### Aim of the exercise
Write out all lines holding the word "JSON".

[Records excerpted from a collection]
— begin —
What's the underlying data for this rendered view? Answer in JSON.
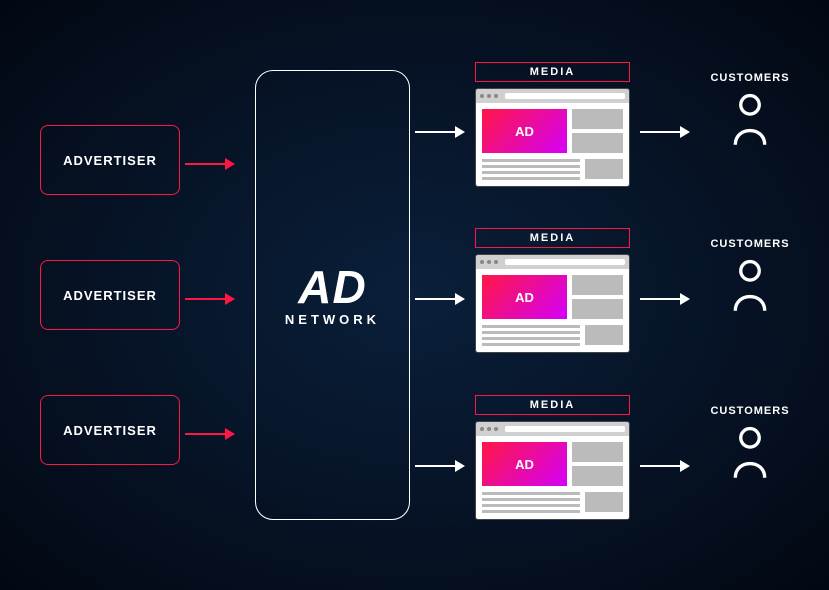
{
  "advertisers": [
    {
      "label": "ADVERTISER"
    },
    {
      "label": "ADVERTISER"
    },
    {
      "label": "ADVERTISER"
    }
  ],
  "network": {
    "title": "AD",
    "subtitle": "NETWORK"
  },
  "media": [
    {
      "label": "MEDIA",
      "ad_text": "AD"
    },
    {
      "label": "MEDIA",
      "ad_text": "AD"
    },
    {
      "label": "MEDIA",
      "ad_text": "AD"
    }
  ],
  "customers": [
    {
      "label": "CUSTOMERS"
    },
    {
      "label": "CUSTOMERS"
    },
    {
      "label": "CUSTOMERS"
    }
  ]
}
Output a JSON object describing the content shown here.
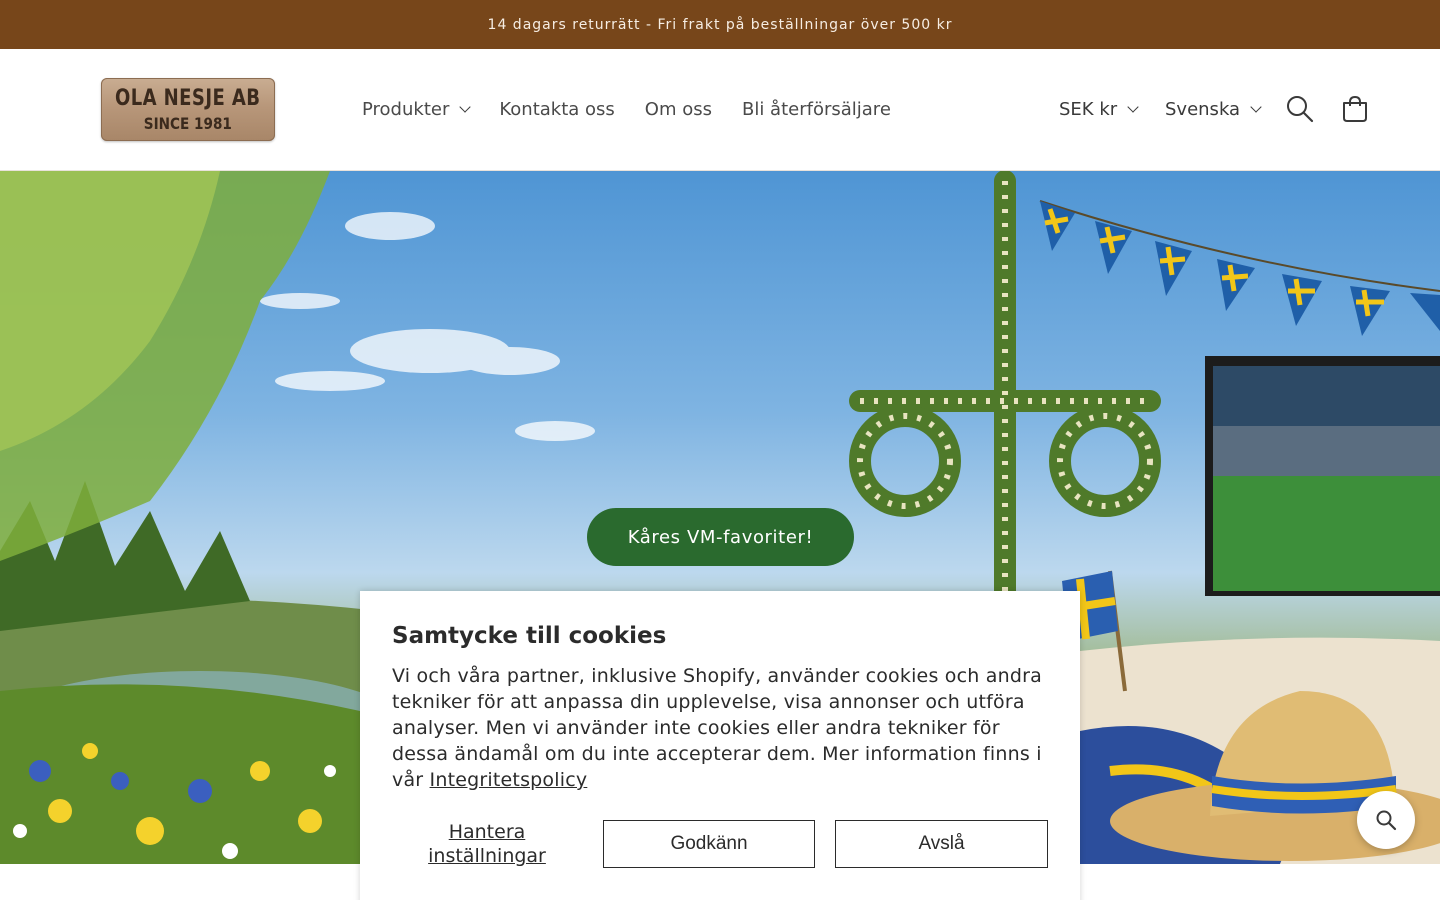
{
  "announcement": {
    "text": "14 dagars returrätt - Fri frakt på beställningar över 500 kr"
  },
  "header": {
    "logo": {
      "line1": "OLA NESJE AB",
      "line2": "SINCE 1981"
    },
    "nav": [
      {
        "label": "Produkter",
        "has_dropdown": true
      },
      {
        "label": "Kontakta oss"
      },
      {
        "label": "Om oss"
      },
      {
        "label": "Bli återförsäljare"
      }
    ],
    "currency_selector": "SEK kr",
    "language_selector": "Svenska",
    "icons": [
      "search-icon",
      "cart-icon",
      "chevron-down-icon"
    ]
  },
  "hero": {
    "button_label": "Kåres VM-favoriter!"
  },
  "cookie_banner": {
    "title": "Samtycke till cookies",
    "body": "Vi och våra partner, inklusive Shopify, använder cookies och andra tekniker för att anpassa din upplevelse, visa annonser och utföra analyser. Men vi använder inte cookies eller andra tekniker för dessa ändamål om du inte accepterar dem. Mer information finns i vår ",
    "policy_link": "Integritetspolicy",
    "manage_label": "Hantera inställningar",
    "accept_label": "Godkänn",
    "decline_label": "Avslå"
  },
  "colors": {
    "announcement_bg": "#77461a",
    "hero_button_bg": "#2a6a2e",
    "text": "#3a3a3a"
  }
}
— end —
### Result of the task
What's the underlying data for this rendered view? Answer in JSON.
Output a JSON object describing the content shown here.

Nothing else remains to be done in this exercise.